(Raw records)
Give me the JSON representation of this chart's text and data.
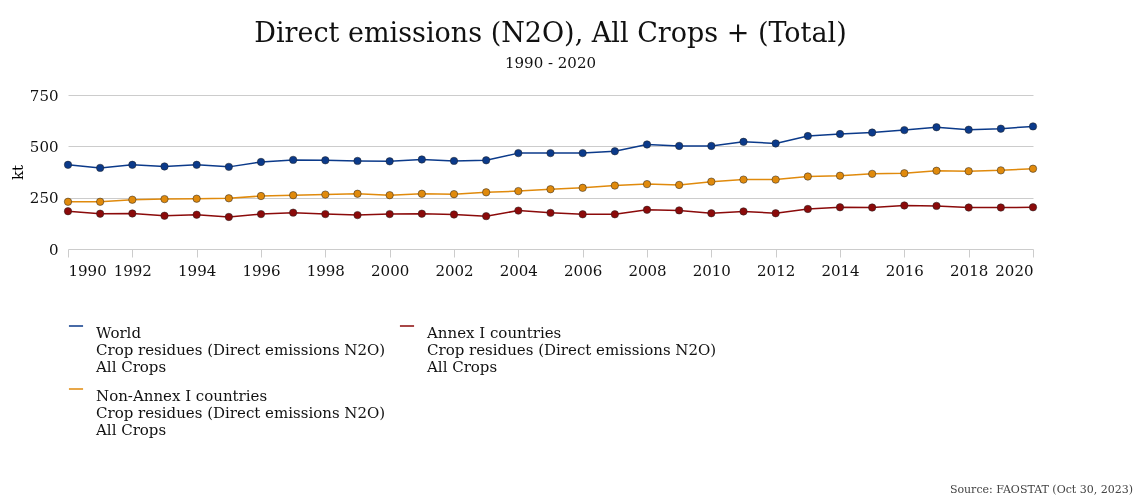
{
  "chart_data": {
    "type": "line",
    "title": "Direct emissions (N2O), All Crops + (Total)",
    "subtitle": "1990 - 2020",
    "ylabel": "kt",
    "x": [
      1990,
      1991,
      1992,
      1993,
      1994,
      1995,
      1996,
      1997,
      1998,
      1999,
      2000,
      2001,
      2002,
      2003,
      2004,
      2005,
      2006,
      2007,
      2008,
      2009,
      2010,
      2011,
      2012,
      2013,
      2014,
      2015,
      2016,
      2017,
      2018,
      2019,
      2020
    ],
    "series": [
      {
        "name": "World\nCrop residues (Direct emissions N2O)\nAll Crops",
        "color": "#0b3a8a",
        "values": [
          410,
          395,
          410,
          402,
          410,
          400,
          424,
          434,
          432,
          429,
          427,
          436,
          429,
          432,
          467,
          467,
          467,
          476,
          509,
          502,
          502,
          522,
          514,
          550,
          560,
          567,
          579,
          593,
          581,
          586,
          597
        ]
      },
      {
        "name": "Annex I countries\nCrop residues (Direct emissions N2O)\nAll Crops",
        "color": "#8b0a0a",
        "values": [
          184,
          172,
          173,
          162,
          167,
          156,
          170,
          177,
          170,
          165,
          170,
          172,
          168,
          160,
          187,
          176,
          169,
          169,
          191,
          188,
          174,
          183,
          174,
          195,
          203,
          202,
          212,
          210,
          202,
          202,
          203
        ]
      },
      {
        "name": "Non-Annex I countries\nCrop residues (Direct emissions N2O)\nAll Crops",
        "color": "#e08a0c",
        "values": [
          230,
          230,
          240,
          243,
          245,
          247,
          258,
          262,
          265,
          269,
          262,
          269,
          267,
          276,
          282,
          291,
          298,
          309,
          316,
          312,
          328,
          338,
          338,
          353,
          357,
          366,
          369,
          381,
          379,
          383,
          391
        ]
      }
    ],
    "xlim": [
      1990,
      2020
    ],
    "xticks": [
      1990,
      1992,
      1994,
      1996,
      1998,
      2000,
      2002,
      2004,
      2006,
      2008,
      2010,
      2012,
      2014,
      2016,
      2018,
      2020
    ],
    "ylim": [
      0,
      750
    ],
    "yticks": [
      0,
      250,
      500,
      750
    ],
    "grid": "y",
    "legend": "bottom",
    "marker": "circle",
    "line_style": "solid",
    "annotations": [
      "Source: FAOSTAT (Oct 30, 2023)"
    ]
  }
}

_The problem_
Your task is to repeat the data above exactly while excluding the pictures.

_Task solution_
Give me the JSON representation of this chart's text and data.
{
  "chart_data": {
    "type": "line",
    "title": "Direct emissions (N2O), All Crops + (Total)",
    "subtitle": "1990 - 2020",
    "ylabel": "kt",
    "x": [
      1990,
      1991,
      1992,
      1993,
      1994,
      1995,
      1996,
      1997,
      1998,
      1999,
      2000,
      2001,
      2002,
      2003,
      2004,
      2005,
      2006,
      2007,
      2008,
      2009,
      2010,
      2011,
      2012,
      2013,
      2014,
      2015,
      2016,
      2017,
      2018,
      2019,
      2020
    ],
    "series": [
      {
        "name": "World\nCrop residues (Direct emissions N2O)\nAll Crops",
        "color": "#0b3a8a",
        "values": [
          410,
          395,
          410,
          402,
          410,
          400,
          424,
          434,
          432,
          429,
          427,
          436,
          429,
          432,
          467,
          467,
          467,
          476,
          509,
          502,
          502,
          522,
          514,
          550,
          560,
          567,
          579,
          593,
          581,
          586,
          597
        ]
      },
      {
        "name": "Annex I countries\nCrop residues (Direct emissions N2O)\nAll Crops",
        "color": "#8b0a0a",
        "values": [
          184,
          172,
          173,
          162,
          167,
          156,
          170,
          177,
          170,
          165,
          170,
          172,
          168,
          160,
          187,
          176,
          169,
          169,
          191,
          188,
          174,
          183,
          174,
          195,
          203,
          202,
          212,
          210,
          202,
          202,
          203
        ]
      },
      {
        "name": "Non-Annex I countries\nCrop residues (Direct emissions N2O)\nAll Crops",
        "color": "#e08a0c",
        "values": [
          230,
          230,
          240,
          243,
          245,
          247,
          258,
          262,
          265,
          269,
          262,
          269,
          267,
          276,
          282,
          291,
          298,
          309,
          316,
          312,
          328,
          338,
          338,
          353,
          357,
          366,
          369,
          381,
          379,
          383,
          391
        ]
      }
    ],
    "xlim": [
      1990,
      2020
    ],
    "xticks": [
      1990,
      1992,
      1994,
      1996,
      1998,
      2000,
      2002,
      2004,
      2006,
      2008,
      2010,
      2012,
      2014,
      2016,
      2018,
      2020
    ],
    "ylim": [
      0,
      750
    ],
    "yticks": [
      0,
      250,
      500,
      750
    ],
    "grid": "y",
    "legend": "bottom",
    "marker": "circle",
    "line_style": "solid",
    "annotations": [
      "Source: FAOSTAT (Oct 30, 2023)"
    ]
  }
}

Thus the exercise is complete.